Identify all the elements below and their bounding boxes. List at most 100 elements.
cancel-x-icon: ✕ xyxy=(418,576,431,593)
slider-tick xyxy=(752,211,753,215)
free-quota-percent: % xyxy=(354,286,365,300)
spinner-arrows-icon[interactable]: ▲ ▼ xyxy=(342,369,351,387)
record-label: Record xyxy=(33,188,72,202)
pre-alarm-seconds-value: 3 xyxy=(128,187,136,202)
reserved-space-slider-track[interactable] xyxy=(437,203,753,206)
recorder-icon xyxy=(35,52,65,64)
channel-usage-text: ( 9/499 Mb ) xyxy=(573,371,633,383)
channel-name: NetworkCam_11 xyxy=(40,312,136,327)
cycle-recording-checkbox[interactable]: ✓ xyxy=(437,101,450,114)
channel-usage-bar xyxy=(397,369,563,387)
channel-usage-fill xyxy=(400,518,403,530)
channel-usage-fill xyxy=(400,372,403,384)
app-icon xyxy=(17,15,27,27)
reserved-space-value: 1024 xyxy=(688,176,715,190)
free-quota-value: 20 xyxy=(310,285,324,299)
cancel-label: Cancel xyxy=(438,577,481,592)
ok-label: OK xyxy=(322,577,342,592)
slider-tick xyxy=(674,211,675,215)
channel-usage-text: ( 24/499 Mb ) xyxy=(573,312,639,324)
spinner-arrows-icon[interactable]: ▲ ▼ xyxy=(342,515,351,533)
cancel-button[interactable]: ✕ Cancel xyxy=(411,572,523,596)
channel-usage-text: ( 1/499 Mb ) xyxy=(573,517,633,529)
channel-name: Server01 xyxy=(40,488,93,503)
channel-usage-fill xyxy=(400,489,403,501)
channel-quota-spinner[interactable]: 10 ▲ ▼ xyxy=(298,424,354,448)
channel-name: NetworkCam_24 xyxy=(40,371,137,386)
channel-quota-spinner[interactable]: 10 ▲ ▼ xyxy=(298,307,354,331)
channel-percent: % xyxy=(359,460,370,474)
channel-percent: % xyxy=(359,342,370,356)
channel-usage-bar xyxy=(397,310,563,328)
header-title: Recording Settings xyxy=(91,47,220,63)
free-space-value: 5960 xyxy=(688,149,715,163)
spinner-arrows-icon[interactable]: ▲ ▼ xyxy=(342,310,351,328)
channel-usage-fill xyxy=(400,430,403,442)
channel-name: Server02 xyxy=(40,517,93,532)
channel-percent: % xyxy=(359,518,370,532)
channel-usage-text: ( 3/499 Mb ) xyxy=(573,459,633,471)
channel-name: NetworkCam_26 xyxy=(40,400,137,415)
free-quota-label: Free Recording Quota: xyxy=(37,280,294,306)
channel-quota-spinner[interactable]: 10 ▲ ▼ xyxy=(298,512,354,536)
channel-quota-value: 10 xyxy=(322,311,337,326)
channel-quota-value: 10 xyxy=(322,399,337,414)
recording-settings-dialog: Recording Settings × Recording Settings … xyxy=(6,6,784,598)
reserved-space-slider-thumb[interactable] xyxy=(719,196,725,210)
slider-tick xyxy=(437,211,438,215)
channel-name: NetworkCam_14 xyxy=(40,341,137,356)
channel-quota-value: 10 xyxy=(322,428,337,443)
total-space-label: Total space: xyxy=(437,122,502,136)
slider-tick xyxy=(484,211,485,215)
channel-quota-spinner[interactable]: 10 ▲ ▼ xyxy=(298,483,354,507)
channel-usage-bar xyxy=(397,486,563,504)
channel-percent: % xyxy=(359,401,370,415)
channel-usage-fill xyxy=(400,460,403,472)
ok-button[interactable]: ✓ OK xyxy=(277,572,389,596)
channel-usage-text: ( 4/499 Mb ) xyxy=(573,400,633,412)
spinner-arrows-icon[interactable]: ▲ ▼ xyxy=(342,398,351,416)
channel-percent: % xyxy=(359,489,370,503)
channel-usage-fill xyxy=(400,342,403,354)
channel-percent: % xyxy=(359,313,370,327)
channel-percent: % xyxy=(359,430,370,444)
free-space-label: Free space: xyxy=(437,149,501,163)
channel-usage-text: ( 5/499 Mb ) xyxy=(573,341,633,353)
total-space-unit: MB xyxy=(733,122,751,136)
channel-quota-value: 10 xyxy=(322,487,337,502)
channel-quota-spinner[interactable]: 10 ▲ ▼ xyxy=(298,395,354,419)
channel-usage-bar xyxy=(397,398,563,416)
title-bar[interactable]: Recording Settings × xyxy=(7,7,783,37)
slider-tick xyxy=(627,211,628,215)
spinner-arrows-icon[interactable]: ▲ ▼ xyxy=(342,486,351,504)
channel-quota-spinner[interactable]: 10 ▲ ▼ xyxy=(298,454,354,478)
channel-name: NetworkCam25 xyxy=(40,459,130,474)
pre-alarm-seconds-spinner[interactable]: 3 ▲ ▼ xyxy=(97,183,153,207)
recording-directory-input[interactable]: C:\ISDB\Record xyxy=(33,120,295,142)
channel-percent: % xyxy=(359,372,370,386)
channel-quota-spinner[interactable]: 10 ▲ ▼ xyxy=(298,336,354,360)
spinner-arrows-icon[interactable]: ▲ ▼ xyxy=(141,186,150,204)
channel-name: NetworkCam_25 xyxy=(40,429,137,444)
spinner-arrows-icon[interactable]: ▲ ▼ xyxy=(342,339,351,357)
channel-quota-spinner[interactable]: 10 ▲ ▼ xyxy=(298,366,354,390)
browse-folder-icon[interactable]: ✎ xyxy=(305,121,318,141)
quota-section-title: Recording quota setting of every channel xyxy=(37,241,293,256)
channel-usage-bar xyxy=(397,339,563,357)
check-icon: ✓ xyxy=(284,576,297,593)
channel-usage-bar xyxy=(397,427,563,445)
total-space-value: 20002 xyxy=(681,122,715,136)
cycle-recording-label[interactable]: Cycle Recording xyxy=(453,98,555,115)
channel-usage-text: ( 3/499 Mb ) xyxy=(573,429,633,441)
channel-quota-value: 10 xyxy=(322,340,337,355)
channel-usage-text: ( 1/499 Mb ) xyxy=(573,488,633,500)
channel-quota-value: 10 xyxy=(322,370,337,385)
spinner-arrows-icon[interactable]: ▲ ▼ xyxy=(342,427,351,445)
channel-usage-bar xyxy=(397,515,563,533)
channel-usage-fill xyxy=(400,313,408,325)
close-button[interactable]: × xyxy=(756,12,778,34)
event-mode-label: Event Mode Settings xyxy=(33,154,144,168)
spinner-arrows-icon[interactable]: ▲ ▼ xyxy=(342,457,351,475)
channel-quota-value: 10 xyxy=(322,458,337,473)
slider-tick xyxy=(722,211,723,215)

------------

Quote verbatim the lines above, starting from the first and ending with the line containing "pre-alarm-seconds-value: 3 xyxy=(128,187,136,202)", both included.

Identify all the elements below and their bounding boxes. List at most 100 elements.
cancel-x-icon: ✕ xyxy=(418,576,431,593)
slider-tick xyxy=(752,211,753,215)
free-quota-percent: % xyxy=(354,286,365,300)
spinner-arrows-icon[interactable]: ▲ ▼ xyxy=(342,369,351,387)
record-label: Record xyxy=(33,188,72,202)
pre-alarm-seconds-value: 3 xyxy=(128,187,136,202)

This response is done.